* PROBLEM
Below are records to be output exactly, every one of them.

— begin RECORD EXCERPTS —

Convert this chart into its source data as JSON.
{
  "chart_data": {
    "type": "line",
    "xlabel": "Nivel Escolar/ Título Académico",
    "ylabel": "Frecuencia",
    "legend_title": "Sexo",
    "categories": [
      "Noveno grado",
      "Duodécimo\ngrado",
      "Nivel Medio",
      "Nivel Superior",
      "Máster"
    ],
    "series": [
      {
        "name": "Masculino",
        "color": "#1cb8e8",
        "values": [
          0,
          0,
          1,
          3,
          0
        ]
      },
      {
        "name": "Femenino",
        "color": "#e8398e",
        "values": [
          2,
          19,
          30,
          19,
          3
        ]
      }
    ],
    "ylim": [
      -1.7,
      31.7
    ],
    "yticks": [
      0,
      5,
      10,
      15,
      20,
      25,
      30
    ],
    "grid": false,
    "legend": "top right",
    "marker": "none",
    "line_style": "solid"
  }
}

— end RECORD EXCERPTS —

* FINAL ANSWER
Convert this chart into its source data as JSON.
{
  "chart_data": {
    "type": "line",
    "xlabel": "Nivel Escolar/ Título Académico",
    "ylabel": "Frecuencia",
    "legend_title": "Sexo",
    "categories": [
      "Noveno grado",
      "Duodécimo\ngrado",
      "Nivel Medio",
      "Nivel Superior",
      "Máster"
    ],
    "series": [
      {
        "name": "Masculino",
        "color": "#1cb8e8",
        "values": [
          0,
          0,
          1,
          3,
          0
        ]
      },
      {
        "name": "Femenino",
        "color": "#e8398e",
        "values": [
          2,
          19,
          30,
          19,
          3
        ]
      }
    ],
    "ylim": [
      -1.7,
      31.7
    ],
    "yticks": [
      0,
      5,
      10,
      15,
      20,
      25,
      30
    ],
    "grid": false,
    "legend": "top right",
    "marker": "none",
    "line_style": "solid"
  }
}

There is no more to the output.